WHAT TO PRODUCE: Search the material below for the string "ffffff" and list each line that holds it.

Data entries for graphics
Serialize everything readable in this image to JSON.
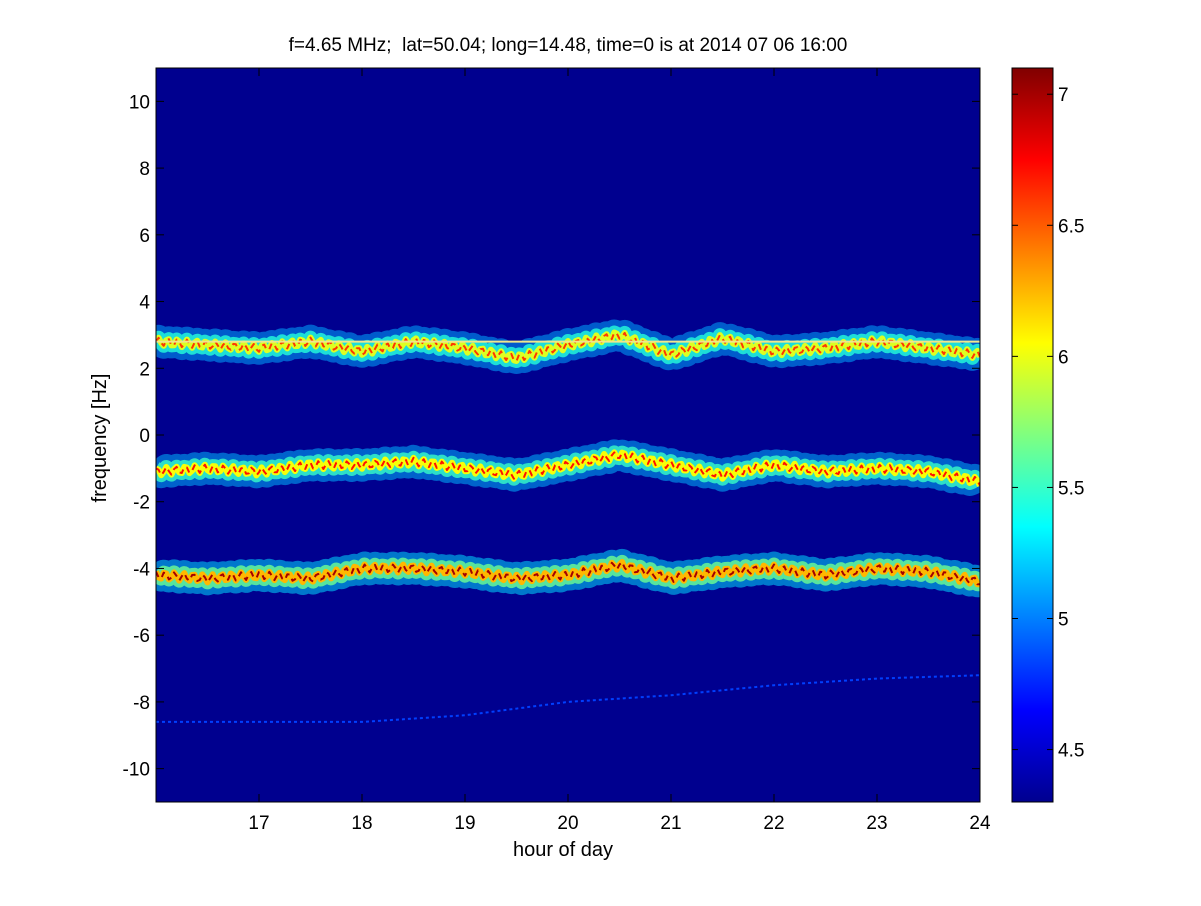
{
  "chart_data": {
    "type": "heatmap",
    "title": "f=4.65 MHz;  lat=50.04; long=14.48, time=0 is at 2014 07 06 16:00",
    "xlabel": "hour of day",
    "ylabel": "frequency [Hz]",
    "xlim": [
      16,
      24
    ],
    "ylim": [
      -11,
      11
    ],
    "x_ticks": [
      "17",
      "18",
      "19",
      "20",
      "21",
      "22",
      "23",
      "24"
    ],
    "y_ticks": [
      "10",
      "8",
      "6",
      "4",
      "2",
      "0",
      "-2",
      "-4",
      "-6",
      "-8",
      "-10"
    ],
    "colorbar": {
      "range": [
        4.3,
        7.1
      ],
      "ticks": [
        "7",
        "6.5",
        "6",
        "5.5",
        "5",
        "4.5"
      ],
      "colormap": "jet"
    },
    "background_value": 4.3,
    "traces": [
      {
        "name": "",
        "x": [
          16.0,
          16.5,
          17.0,
          17.5,
          18.0,
          18.5,
          19.0,
          19.5,
          20.0,
          20.5,
          21.0,
          21.5,
          22.0,
          22.5,
          23.0,
          23.5,
          24.0
        ],
        "y": [
          2.8,
          2.7,
          2.6,
          2.8,
          2.5,
          2.8,
          2.6,
          2.3,
          2.7,
          3.0,
          2.4,
          2.9,
          2.5,
          2.6,
          2.8,
          2.6,
          2.4
        ],
        "peak": 6.6
      },
      {
        "name": "",
        "x": [
          16.0,
          16.5,
          17.0,
          17.5,
          18.0,
          18.5,
          19.0,
          19.5,
          20.0,
          20.5,
          21.0,
          21.5,
          22.0,
          22.5,
          23.0,
          23.5,
          24.0
        ],
        "y": [
          -1.1,
          -1.0,
          -1.1,
          -0.9,
          -0.9,
          -0.8,
          -1.0,
          -1.2,
          -0.9,
          -0.6,
          -0.9,
          -1.2,
          -0.9,
          -1.1,
          -1.0,
          -1.1,
          -1.4
        ],
        "peak": 6.7
      },
      {
        "name": "",
        "x": [
          16.0,
          16.5,
          17.0,
          17.5,
          18.0,
          18.5,
          19.0,
          19.5,
          20.0,
          20.5,
          21.0,
          21.5,
          22.0,
          22.5,
          23.0,
          23.5,
          24.0
        ],
        "y": [
          -4.2,
          -4.3,
          -4.2,
          -4.3,
          -4.0,
          -4.0,
          -4.1,
          -4.3,
          -4.2,
          -3.9,
          -4.3,
          -4.1,
          -4.0,
          -4.2,
          -4.0,
          -4.1,
          -4.4
        ],
        "peak": 7.0
      },
      {
        "name": "",
        "x": [
          16.0,
          17.0,
          18.0,
          19.0,
          20.0,
          21.0,
          22.0,
          23.0,
          24.0
        ],
        "y": [
          -8.6,
          -8.6,
          -8.6,
          -8.4,
          -8.0,
          -7.8,
          -7.5,
          -7.3,
          -7.2
        ],
        "peak": 4.6
      }
    ],
    "reference_line": {
      "y": 2.8,
      "color": "#f0e68c"
    },
    "grid": false,
    "legend": "none"
  },
  "colors": {
    "background": "#ffffff",
    "axes_fill": "#00008f",
    "reference_line": "#f0e68c"
  }
}
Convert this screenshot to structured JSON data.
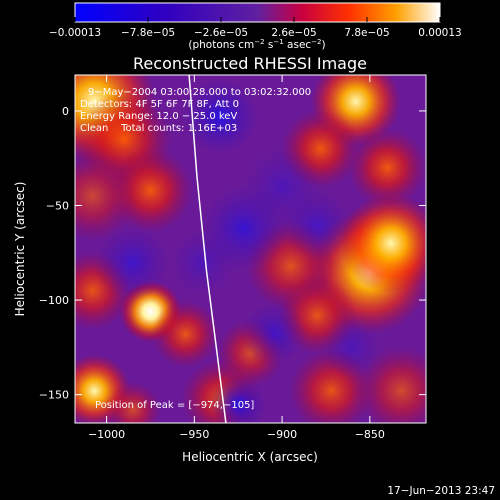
{
  "chart_data": {
    "type": "heatmap",
    "title": "Reconstructed RHESSI Image",
    "xlabel": "Heliocentric X (arcsec)",
    "ylabel": "Heliocentric Y (arcsec)",
    "xlim": [
      -1018,
      -818
    ],
    "ylim": [
      -165,
      19
    ],
    "x_ticks": [
      {
        "v": -1000,
        "label": "−1000"
      },
      {
        "v": -950,
        "label": "−950"
      },
      {
        "v": -900,
        "label": "−900"
      },
      {
        "v": -850,
        "label": "−850"
      }
    ],
    "y_ticks": [
      {
        "v": 0,
        "label": "0"
      },
      {
        "v": -50,
        "label": "−50"
      },
      {
        "v": -100,
        "label": "−100"
      },
      {
        "v": -150,
        "label": "−150"
      }
    ],
    "colorbar": {
      "min": -0.00013,
      "max": 0.00013,
      "ticks": [
        {
          "v": -0.00013,
          "label": "−0.00013"
        },
        {
          "v": -7.8e-05,
          "label": "−7.8e−05"
        },
        {
          "v": -2.6e-05,
          "label": "−2.6e−05"
        },
        {
          "v": 2.6e-05,
          "label": "2.6e−05"
        },
        {
          "v": 7.8e-05,
          "label": "7.8e−05"
        },
        {
          "v": 0.00013,
          "label": "0.00013"
        }
      ],
      "unit_prefix": "(photons cm",
      "unit_exp1": "−2",
      "unit_mid": " s",
      "unit_exp2": "−1",
      "unit_mid2": " asec",
      "unit_exp3": "−2",
      "unit_suffix": ")"
    },
    "annotations": {
      "time_range": "9−May−2004 03:00:28.000 to 03:02:32.000",
      "detectors": "Detectors: 4F 5F 6F 7F 8F, Att 0",
      "energy_range": "Energy Range: 12.0 − 25.0 keV",
      "clean_counts": "Clean    Total counts: 1.16E+03",
      "peak_position": "Position of Peak = [−974,−105]"
    },
    "peak": {
      "x": -974,
      "y": -105
    },
    "limb_curve": [
      {
        "x": -953.0,
        "y": 19.0
      },
      {
        "x": -948.5,
        "y": -35.0
      },
      {
        "x": -943.0,
        "y": -85.0
      },
      {
        "x": -937.5,
        "y": -125.0
      },
      {
        "x": -932.0,
        "y": -165.0
      }
    ],
    "blobs": [
      {
        "x": -1007,
        "y": 5,
        "w": 22,
        "v": 0.9
      },
      {
        "x": -990,
        "y": -15,
        "w": 17,
        "v": 0.55
      },
      {
        "x": -975,
        "y": -42,
        "w": 15,
        "v": 0.55
      },
      {
        "x": -1008,
        "y": -45,
        "w": 16,
        "v": 0.3
      },
      {
        "x": -1008,
        "y": -95,
        "w": 14,
        "v": 0.5
      },
      {
        "x": -975,
        "y": -106,
        "w": 11,
        "v": 1.05
      },
      {
        "x": -955,
        "y": -118,
        "w": 12,
        "v": 0.5
      },
      {
        "x": -1007,
        "y": -148,
        "w": 13,
        "v": 0.95
      },
      {
        "x": -985,
        "y": -158,
        "w": 10,
        "v": 0.35
      },
      {
        "x": -935,
        "y": -152,
        "w": 14,
        "v": 0.5
      },
      {
        "x": -918,
        "y": -128,
        "w": 12,
        "v": 0.4
      },
      {
        "x": -850,
        "y": -85,
        "w": 22,
        "v": 0.85
      },
      {
        "x": -838,
        "y": -70,
        "w": 18,
        "v": 0.9
      },
      {
        "x": -858,
        "y": 5,
        "w": 16,
        "v": 0.85
      },
      {
        "x": -878,
        "y": -20,
        "w": 14,
        "v": 0.55
      },
      {
        "x": -840,
        "y": -30,
        "w": 14,
        "v": 0.55
      },
      {
        "x": -895,
        "y": -82,
        "w": 16,
        "v": 0.45
      },
      {
        "x": -880,
        "y": -108,
        "w": 14,
        "v": 0.5
      },
      {
        "x": -872,
        "y": -148,
        "w": 15,
        "v": 0.5
      },
      {
        "x": -832,
        "y": -148,
        "w": 16,
        "v": 0.35
      },
      {
        "x": -935,
        "y": -3,
        "w": 14,
        "v": -0.45
      },
      {
        "x": -922,
        "y": -62,
        "w": 16,
        "v": -0.35
      },
      {
        "x": -945,
        "y": -80,
        "w": 13,
        "v": -0.2
      },
      {
        "x": -985,
        "y": -80,
        "w": 14,
        "v": -0.3
      },
      {
        "x": -925,
        "y": -155,
        "w": 10,
        "v": -0.55
      },
      {
        "x": -900,
        "y": -40,
        "w": 15,
        "v": -0.2
      },
      {
        "x": -880,
        "y": -60,
        "w": 13,
        "v": -0.25
      },
      {
        "x": -905,
        "y": -118,
        "w": 12,
        "v": -0.3
      },
      {
        "x": -860,
        "y": -125,
        "w": 11,
        "v": -0.2
      }
    ]
  },
  "footer": {
    "timestamp": "17−Jun−2013 23:47"
  }
}
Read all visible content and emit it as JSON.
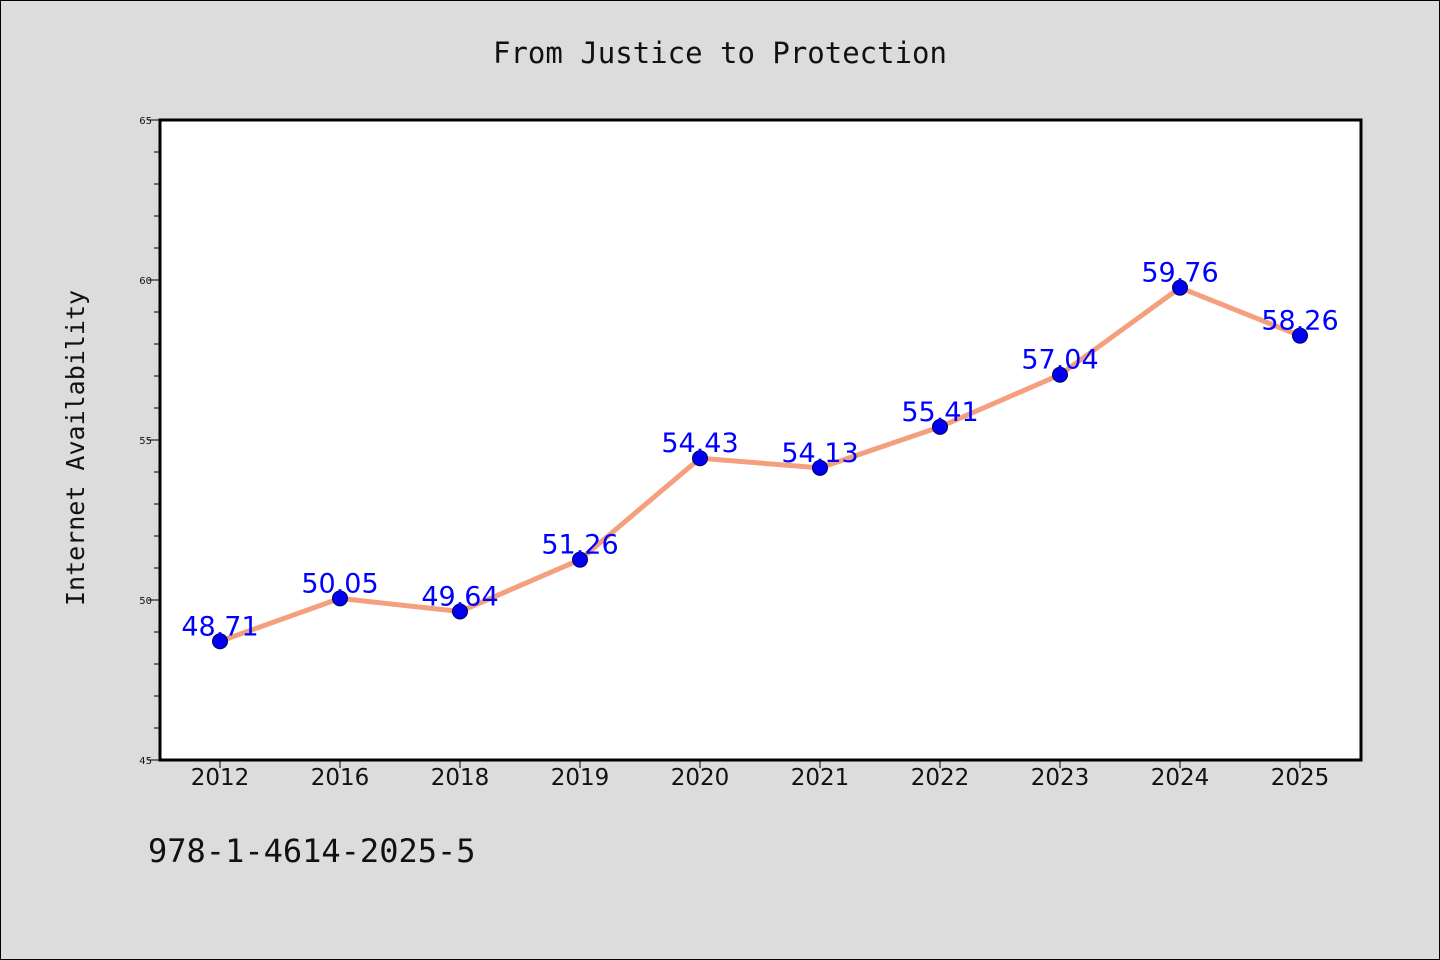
{
  "chart_data": {
    "type": "line",
    "title": "From Justice to Protection",
    "xlabel": "",
    "ylabel": "Internet Availability",
    "categories": [
      "2012",
      "2016",
      "2018",
      "2019",
      "2020",
      "2021",
      "2022",
      "2023",
      "2024",
      "2025"
    ],
    "series": [
      {
        "values": [
          48.71,
          50.05,
          49.64,
          51.26,
          54.43,
          54.13,
          55.41,
          57.04,
          59.76,
          58.26
        ],
        "data_labels": [
          "48.71",
          "50.05",
          "49.64",
          "51.26",
          "54.43",
          "54.13",
          "55.41",
          "57.04",
          "59.76",
          "58.26"
        ]
      }
    ],
    "ylim": [
      45,
      65
    ],
    "yticks": [
      "45",
      "50",
      "55",
      "60",
      "65"
    ],
    "grid": false,
    "legend": "none",
    "colors": {
      "line": "#f4a07e",
      "marker": "#0000ee",
      "label": "#0000ff",
      "background": "#dcdcdc",
      "plot_background": "#ffffff"
    }
  },
  "footer_text": "978-1-4614-2025-5"
}
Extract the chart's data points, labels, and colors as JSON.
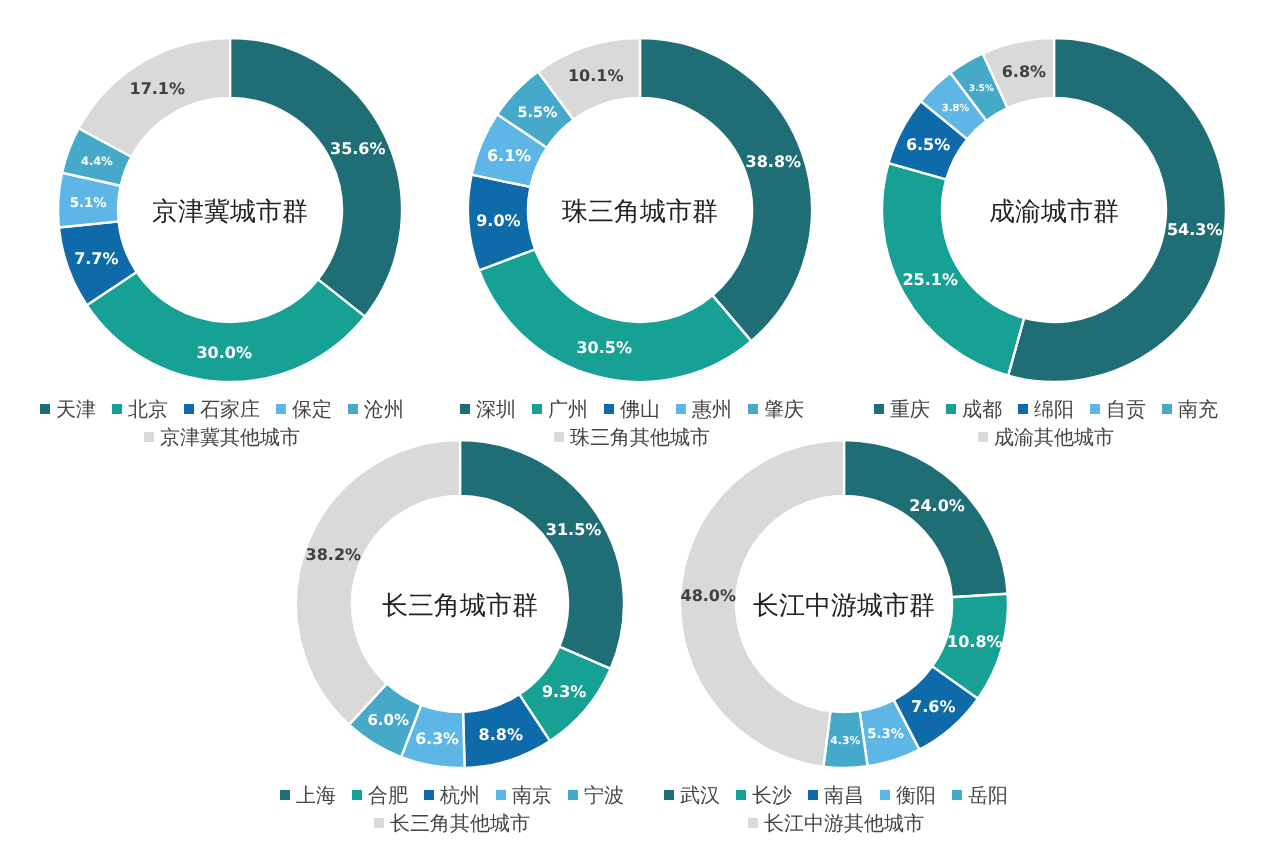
{
  "chart_data": [
    {
      "type": "donut",
      "title": "京津冀城市群",
      "categories": [
        "天津",
        "北京",
        "石家庄",
        "保定",
        "沧州",
        "京津冀其他城市"
      ],
      "values": [
        35.6,
        30.0,
        7.7,
        5.1,
        4.4,
        17.1
      ],
      "value_labels": [
        "35.6%",
        "30.0%",
        "7.7%",
        "5.1%",
        "4.4%",
        "17.1%"
      ],
      "colors": [
        "#1f6e75",
        "#17a195",
        "#0e6aa8",
        "#5db6e6",
        "#46a9c9",
        "#d9d9d9"
      ],
      "legend": "bottom"
    },
    {
      "type": "donut",
      "title": "珠三角城市群",
      "categories": [
        "深圳",
        "广州",
        "佛山",
        "惠州",
        "肇庆",
        "珠三角其他城市"
      ],
      "values": [
        38.8,
        30.5,
        9.0,
        6.1,
        5.5,
        10.1
      ],
      "value_labels": [
        "38.8%",
        "30.5%",
        "9.0%",
        "6.1%",
        "5.5%",
        "10.1%"
      ],
      "colors": [
        "#1f6e75",
        "#17a195",
        "#0e6aa8",
        "#5db6e6",
        "#46a9c9",
        "#d9d9d9"
      ],
      "legend": "bottom"
    },
    {
      "type": "donut",
      "title": "成渝城市群",
      "categories": [
        "重庆",
        "成都",
        "绵阳",
        "自贡",
        "南充",
        "成渝其他城市"
      ],
      "values": [
        54.3,
        25.1,
        6.5,
        3.8,
        3.5,
        6.8
      ],
      "value_labels": [
        "54.3%",
        "25.1%",
        "6.5%",
        "3.8%",
        "3.5%",
        "6.8%"
      ],
      "colors": [
        "#1f6e75",
        "#17a195",
        "#0e6aa8",
        "#5db6e6",
        "#46a9c9",
        "#d9d9d9"
      ],
      "legend": "bottom"
    },
    {
      "type": "donut",
      "title": "长三角城市群",
      "categories": [
        "上海",
        "合肥",
        "杭州",
        "南京",
        "宁波",
        "长三角其他城市"
      ],
      "values": [
        31.5,
        9.3,
        8.8,
        6.3,
        6.0,
        38.2
      ],
      "value_labels": [
        "31.5%",
        "9.3%",
        "8.8%",
        "6.3%",
        "6.0%",
        "38.2%"
      ],
      "colors": [
        "#1f6e75",
        "#17a195",
        "#0e6aa8",
        "#5db6e6",
        "#46a9c9",
        "#d9d9d9"
      ],
      "legend": "bottom"
    },
    {
      "type": "donut",
      "title": "长江中游城市群",
      "categories": [
        "武汉",
        "长沙",
        "南昌",
        "衡阳",
        "岳阳",
        "长江中游其他城市"
      ],
      "values": [
        24.0,
        10.8,
        7.6,
        5.3,
        4.3,
        48.0
      ],
      "value_labels": [
        "24.0%",
        "10.8%",
        "7.6%",
        "5.3%",
        "4.3%",
        "48.0%"
      ],
      "colors": [
        "#1f6e75",
        "#17a195",
        "#0e6aa8",
        "#5db6e6",
        "#46a9c9",
        "#d9d9d9"
      ],
      "legend": "bottom"
    }
  ]
}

EXERCISE OUTPUT:
    "background": "#ffffff",
      "plot_background": "#ffffff"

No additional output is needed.